### Task statement
Find all lines in the records that include the word "JSON", and copy them out.

### Records excerpted from a collection

══════════════════════════════

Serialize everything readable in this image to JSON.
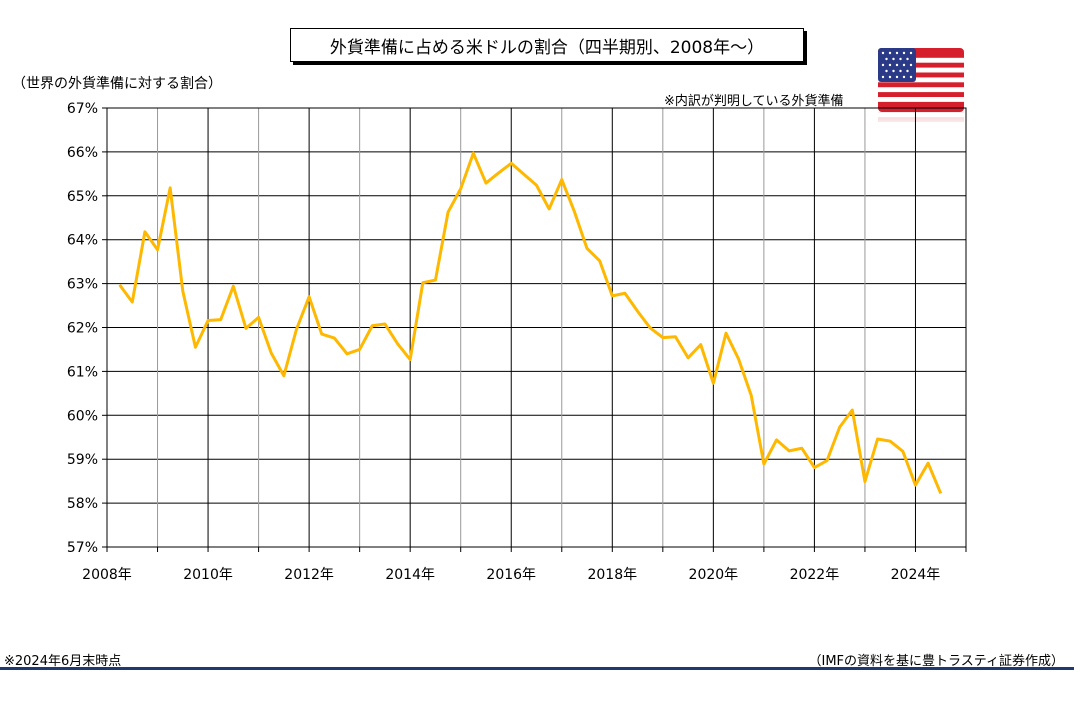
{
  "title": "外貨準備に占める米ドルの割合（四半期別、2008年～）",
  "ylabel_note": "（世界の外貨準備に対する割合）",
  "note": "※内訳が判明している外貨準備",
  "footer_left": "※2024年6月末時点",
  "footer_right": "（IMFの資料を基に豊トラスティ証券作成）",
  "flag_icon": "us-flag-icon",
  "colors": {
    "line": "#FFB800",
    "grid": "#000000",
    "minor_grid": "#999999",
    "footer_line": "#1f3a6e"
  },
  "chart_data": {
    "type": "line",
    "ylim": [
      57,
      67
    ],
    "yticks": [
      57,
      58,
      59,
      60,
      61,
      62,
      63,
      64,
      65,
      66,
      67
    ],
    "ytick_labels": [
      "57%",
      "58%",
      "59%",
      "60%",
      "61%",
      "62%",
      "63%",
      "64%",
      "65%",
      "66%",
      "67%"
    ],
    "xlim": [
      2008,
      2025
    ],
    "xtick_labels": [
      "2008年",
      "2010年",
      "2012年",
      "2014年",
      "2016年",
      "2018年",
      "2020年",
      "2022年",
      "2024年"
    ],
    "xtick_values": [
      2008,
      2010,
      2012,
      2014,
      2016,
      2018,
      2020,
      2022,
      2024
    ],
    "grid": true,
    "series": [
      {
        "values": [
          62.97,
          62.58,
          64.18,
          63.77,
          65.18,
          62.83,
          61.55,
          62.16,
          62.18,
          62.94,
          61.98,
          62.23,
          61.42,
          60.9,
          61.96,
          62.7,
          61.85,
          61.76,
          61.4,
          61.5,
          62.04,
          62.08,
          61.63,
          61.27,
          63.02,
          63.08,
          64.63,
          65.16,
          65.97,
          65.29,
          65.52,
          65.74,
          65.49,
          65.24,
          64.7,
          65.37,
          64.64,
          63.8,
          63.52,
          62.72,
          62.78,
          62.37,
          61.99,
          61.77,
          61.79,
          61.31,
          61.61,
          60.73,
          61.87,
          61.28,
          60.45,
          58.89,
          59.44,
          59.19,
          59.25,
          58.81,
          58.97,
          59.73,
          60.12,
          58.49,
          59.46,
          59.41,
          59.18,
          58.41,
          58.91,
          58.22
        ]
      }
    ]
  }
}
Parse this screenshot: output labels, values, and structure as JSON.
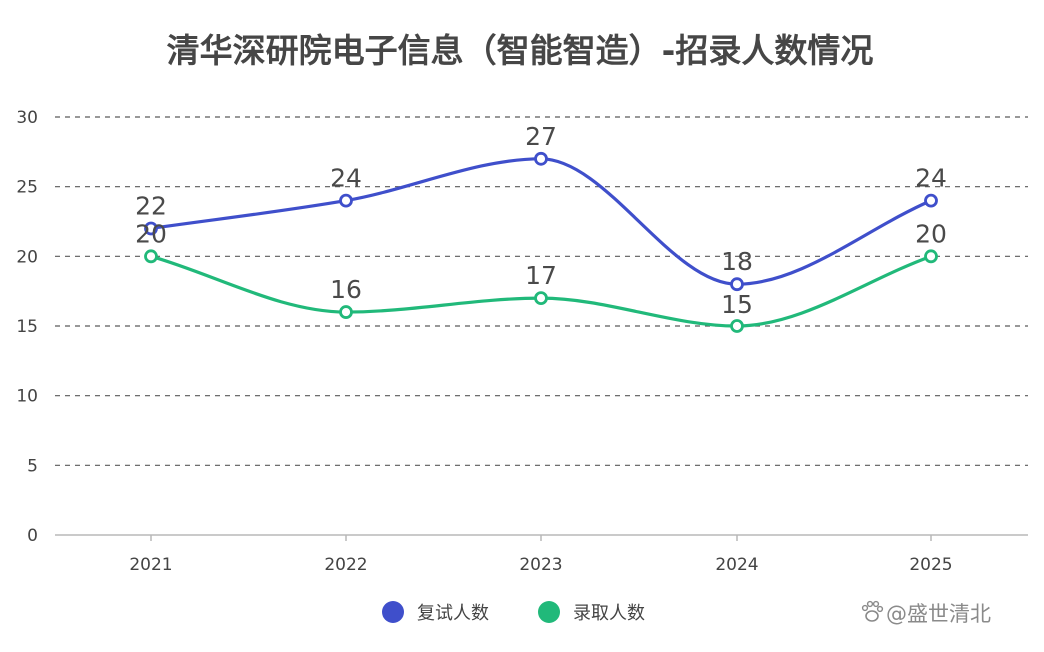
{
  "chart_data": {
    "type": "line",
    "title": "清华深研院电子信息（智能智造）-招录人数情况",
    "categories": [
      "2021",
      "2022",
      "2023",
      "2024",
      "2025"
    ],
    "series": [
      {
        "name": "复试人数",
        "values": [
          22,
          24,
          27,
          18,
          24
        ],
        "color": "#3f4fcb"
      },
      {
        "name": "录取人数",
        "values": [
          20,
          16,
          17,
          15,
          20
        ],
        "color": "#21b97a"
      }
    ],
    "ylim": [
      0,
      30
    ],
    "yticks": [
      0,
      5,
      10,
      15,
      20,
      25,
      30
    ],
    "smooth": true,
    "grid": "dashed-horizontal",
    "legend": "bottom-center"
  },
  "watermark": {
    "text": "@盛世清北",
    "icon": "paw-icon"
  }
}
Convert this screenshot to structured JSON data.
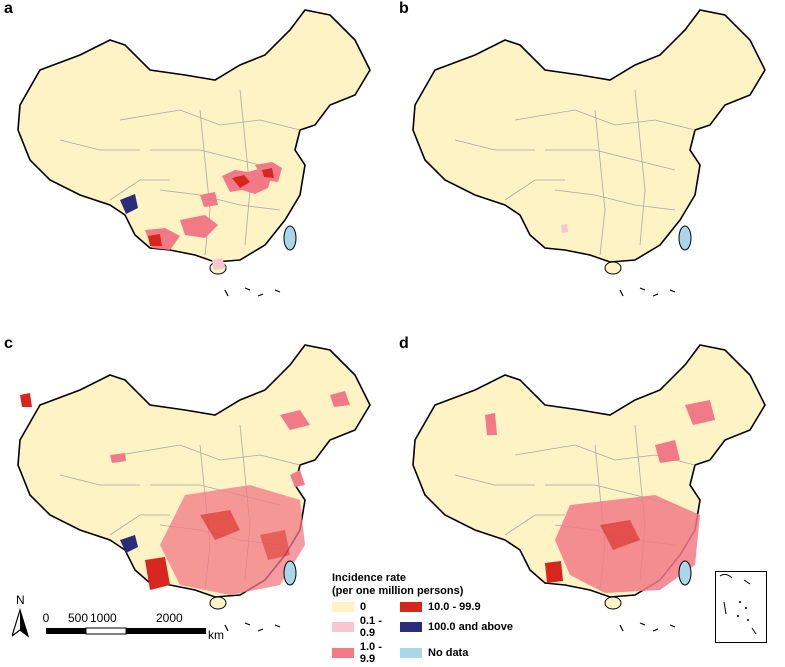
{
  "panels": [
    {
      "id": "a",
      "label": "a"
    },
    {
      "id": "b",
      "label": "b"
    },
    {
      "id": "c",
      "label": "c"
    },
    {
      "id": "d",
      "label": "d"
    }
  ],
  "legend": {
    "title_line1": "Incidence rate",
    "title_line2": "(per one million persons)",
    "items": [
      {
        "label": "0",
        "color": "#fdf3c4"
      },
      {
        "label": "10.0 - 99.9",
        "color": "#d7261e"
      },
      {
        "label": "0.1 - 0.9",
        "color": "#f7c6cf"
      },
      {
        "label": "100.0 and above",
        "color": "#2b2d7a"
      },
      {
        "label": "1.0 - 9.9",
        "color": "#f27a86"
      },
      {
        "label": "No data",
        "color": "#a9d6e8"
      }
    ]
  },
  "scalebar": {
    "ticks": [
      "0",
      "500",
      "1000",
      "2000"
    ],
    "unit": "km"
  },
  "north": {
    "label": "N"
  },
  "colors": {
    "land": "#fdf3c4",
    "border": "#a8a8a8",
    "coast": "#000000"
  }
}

══════════════════════════════

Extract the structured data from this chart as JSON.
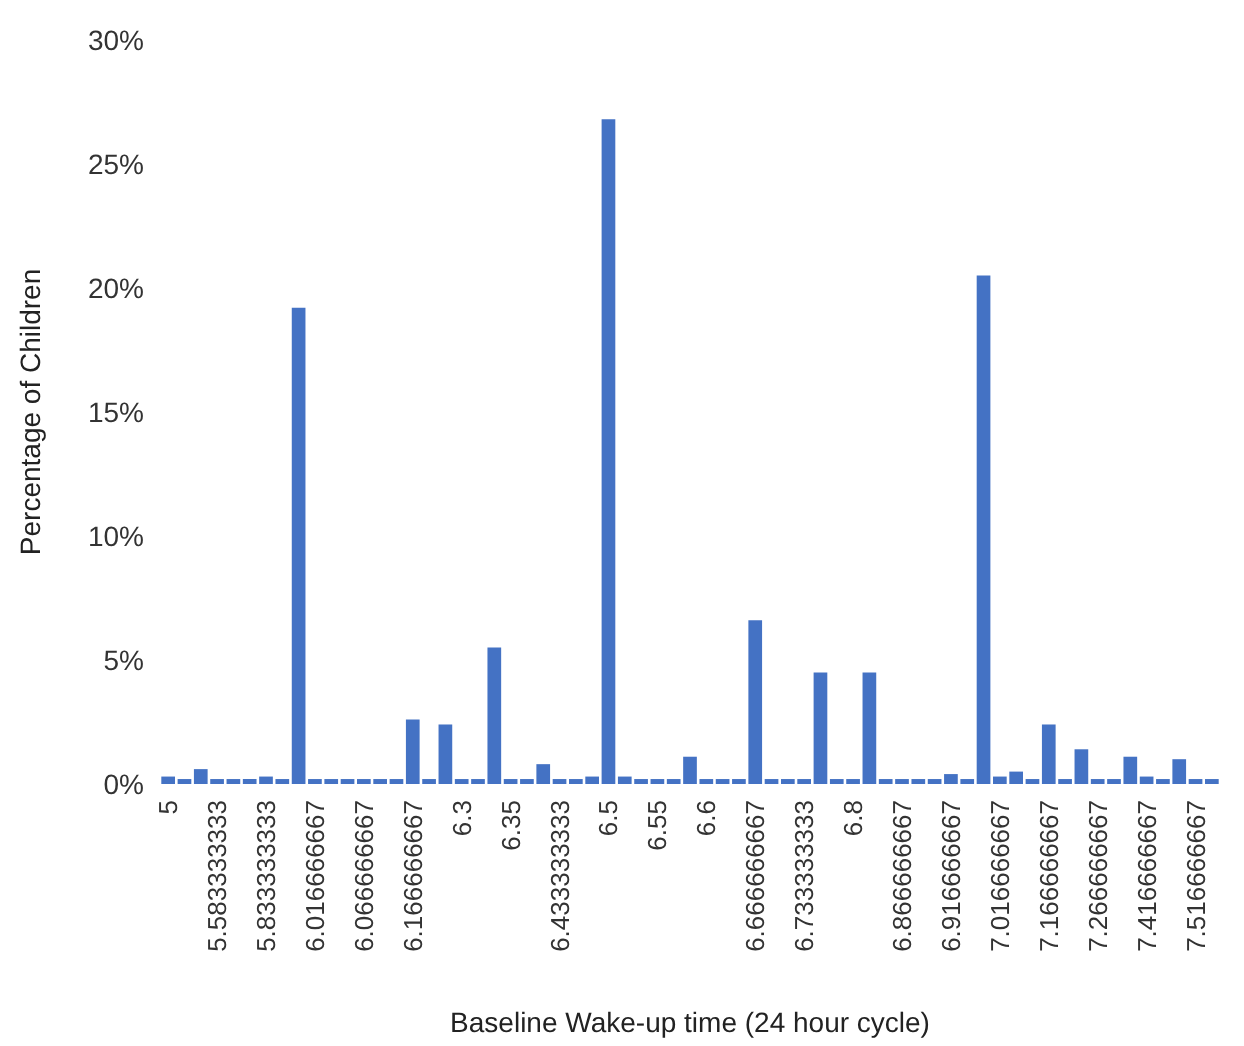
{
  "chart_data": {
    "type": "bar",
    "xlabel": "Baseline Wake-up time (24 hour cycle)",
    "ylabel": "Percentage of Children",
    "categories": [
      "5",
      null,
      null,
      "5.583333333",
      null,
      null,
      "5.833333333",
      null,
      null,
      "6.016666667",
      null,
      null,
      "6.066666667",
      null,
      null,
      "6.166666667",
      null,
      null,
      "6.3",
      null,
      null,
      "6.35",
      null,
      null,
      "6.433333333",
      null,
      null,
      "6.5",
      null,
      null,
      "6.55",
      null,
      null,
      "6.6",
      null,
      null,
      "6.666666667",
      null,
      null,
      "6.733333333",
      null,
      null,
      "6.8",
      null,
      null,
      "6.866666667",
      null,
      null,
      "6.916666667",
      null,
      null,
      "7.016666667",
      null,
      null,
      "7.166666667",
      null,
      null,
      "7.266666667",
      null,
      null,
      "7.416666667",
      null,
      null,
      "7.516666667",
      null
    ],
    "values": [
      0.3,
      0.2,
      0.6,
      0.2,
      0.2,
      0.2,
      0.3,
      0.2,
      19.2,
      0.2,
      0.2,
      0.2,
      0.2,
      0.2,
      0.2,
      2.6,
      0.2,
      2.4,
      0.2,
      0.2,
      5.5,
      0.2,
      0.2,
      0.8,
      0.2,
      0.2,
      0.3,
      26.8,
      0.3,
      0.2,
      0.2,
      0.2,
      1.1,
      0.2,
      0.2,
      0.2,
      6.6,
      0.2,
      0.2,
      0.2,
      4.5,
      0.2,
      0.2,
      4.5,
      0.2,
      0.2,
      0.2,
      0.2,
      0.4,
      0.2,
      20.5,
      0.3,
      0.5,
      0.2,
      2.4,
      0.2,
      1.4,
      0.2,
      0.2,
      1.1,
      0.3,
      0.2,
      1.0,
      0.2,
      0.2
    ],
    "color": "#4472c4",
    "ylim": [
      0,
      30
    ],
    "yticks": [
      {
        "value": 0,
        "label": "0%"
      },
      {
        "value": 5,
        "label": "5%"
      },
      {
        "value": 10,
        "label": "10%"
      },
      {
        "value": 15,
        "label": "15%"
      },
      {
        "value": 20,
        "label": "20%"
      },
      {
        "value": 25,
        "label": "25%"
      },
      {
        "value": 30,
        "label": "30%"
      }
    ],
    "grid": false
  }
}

══════════════════════════════

### In response
Serialize everything readable in this image to JSON.
Parse this screenshot: output labels, values, and structure as JSON.
Convert this screenshot to structured JSON data.
Extract the structured data from this chart as JSON.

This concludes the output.